◆ **DATA ENTRIES**:
────────

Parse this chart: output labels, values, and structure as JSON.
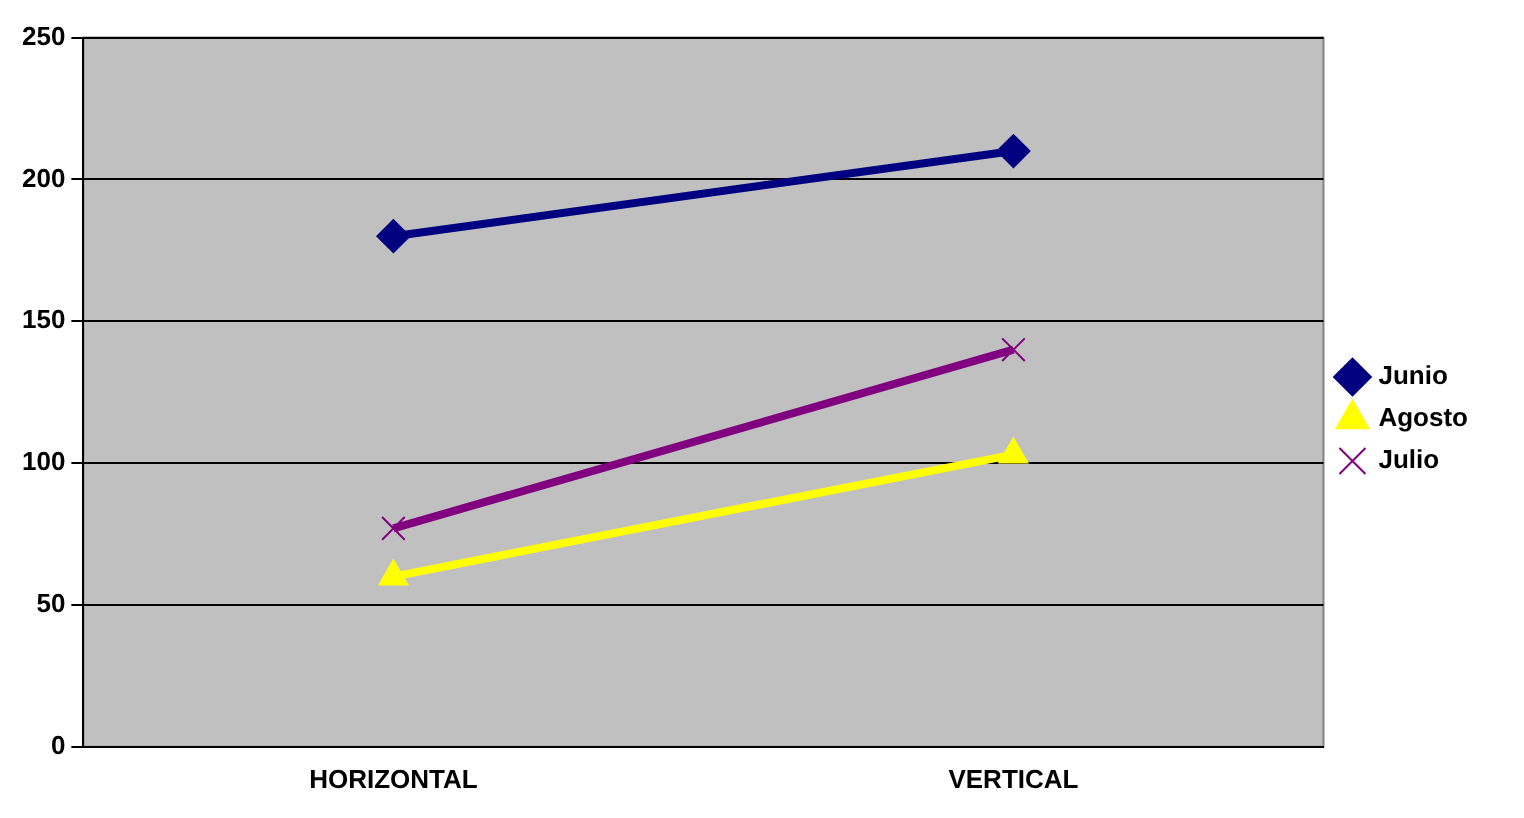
{
  "chart_data": {
    "type": "line",
    "categories": [
      "HORIZONTAL",
      "VERTICAL"
    ],
    "series": [
      {
        "name": "Junio",
        "color": "#000080",
        "values": [
          180,
          210
        ],
        "marker": "diamond"
      },
      {
        "name": "Agosto",
        "color": "#ffff00",
        "values": [
          60,
          103
        ],
        "marker": "triangle"
      },
      {
        "name": "Julio",
        "color": "#800080",
        "values": [
          77,
          140
        ],
        "marker": "cross"
      }
    ],
    "ylim": [
      0,
      250
    ],
    "yticks": [
      0,
      50,
      100,
      150,
      200,
      250
    ],
    "grid": "y",
    "legend": "right",
    "line_style": "solid"
  }
}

────────

Repeat the data exactly, excluding the pictures.

◆ **EXPECTED ANSWER**:
Parse this chart: output labels, values, and structure as JSON.
{
  "chart_data": {
    "type": "line",
    "categories": [
      "HORIZONTAL",
      "VERTICAL"
    ],
    "series": [
      {
        "name": "Junio",
        "color": "#000080",
        "values": [
          180,
          210
        ],
        "marker": "diamond"
      },
      {
        "name": "Agosto",
        "color": "#ffff00",
        "values": [
          60,
          103
        ],
        "marker": "triangle"
      },
      {
        "name": "Julio",
        "color": "#800080",
        "values": [
          77,
          140
        ],
        "marker": "cross"
      }
    ],
    "ylim": [
      0,
      250
    ],
    "yticks": [
      0,
      50,
      100,
      150,
      200,
      250
    ],
    "grid": "y",
    "legend": "right",
    "line_style": "solid"
  }
}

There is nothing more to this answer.